__SHORT EXERCISE__: Without omitting anything, retype the data that follows.

__DATA LINES__:
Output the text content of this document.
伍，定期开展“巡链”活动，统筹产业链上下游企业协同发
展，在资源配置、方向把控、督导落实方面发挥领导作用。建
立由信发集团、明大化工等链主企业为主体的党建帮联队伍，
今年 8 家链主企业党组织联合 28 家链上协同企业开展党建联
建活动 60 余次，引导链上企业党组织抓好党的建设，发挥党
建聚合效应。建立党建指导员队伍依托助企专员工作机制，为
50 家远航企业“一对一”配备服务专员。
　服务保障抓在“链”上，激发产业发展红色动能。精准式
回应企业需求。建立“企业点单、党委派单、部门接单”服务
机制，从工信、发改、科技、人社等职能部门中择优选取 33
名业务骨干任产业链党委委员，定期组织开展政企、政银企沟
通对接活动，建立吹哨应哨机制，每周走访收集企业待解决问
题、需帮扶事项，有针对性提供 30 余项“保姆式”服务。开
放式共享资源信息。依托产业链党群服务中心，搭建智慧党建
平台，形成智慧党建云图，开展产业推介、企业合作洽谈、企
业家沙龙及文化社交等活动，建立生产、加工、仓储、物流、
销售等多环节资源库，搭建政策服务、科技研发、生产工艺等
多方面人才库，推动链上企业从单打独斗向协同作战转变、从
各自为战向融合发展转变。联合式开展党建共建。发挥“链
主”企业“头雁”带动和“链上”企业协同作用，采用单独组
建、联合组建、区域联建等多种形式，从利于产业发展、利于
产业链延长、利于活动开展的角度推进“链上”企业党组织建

__REPLY TO THE TASK__:
Output the text content of this document.
伍，定期开展“巡链”活动，统筹产业链上下游企业协同发
展，在资源配置、方向把控、督导落实方面发挥领导作用。建
立由信发集团、明大化工等链主企业为主体的党建帮联队伍，
今年 8 家链主企业党组织联合 28 家链上协同企业开展党建联
建活动 60 余次，引导链上企业党组织抓好党的建设，发挥党
建聚合效应。建立党建指导员队伍依托助企专员工作机制，为
50 家远航企业“一对一”配备服务专员。
　服务保障抓在“链”上，激发产业发展红色动能。精准式
回应企业需求。建立“企业点单、党委派单、部门接单”服务
机制，从工信、发改、科技、人社等职能部门中择优选取 33
名业务骨干任产业链党委委员，定期组织开展政企、政银企沟
通对接活动，建立吹哨应哨机制，每周走访收集企业待解决问
题、需帮扶事项，有针对性提供 30 余项“保姆式”服务。开
放式共享资源信息。依托产业链党群服务中心，搭建智慧党建
平台，形成智慧党建云图，开展产业推介、企业合作洽谈、企
业家沙龙及文化社交等活动，建立生产、加工、仓储、物流、
销售等多环节资源库，搭建政策服务、科技研发、生产工艺等
多方面人才库，推动链上企业从单打独斗向协同作战转变、从
各自为战向融合发展转变。联合式开展党建共建。发挥“链
主”企业“头雁”带动和“链上”企业协同作用，采用单独组
建、联合组建、区域联建等多种形式，从利于产业发展、利于
产业链延长、利于活动开展的角度推进“链上”企业党组织建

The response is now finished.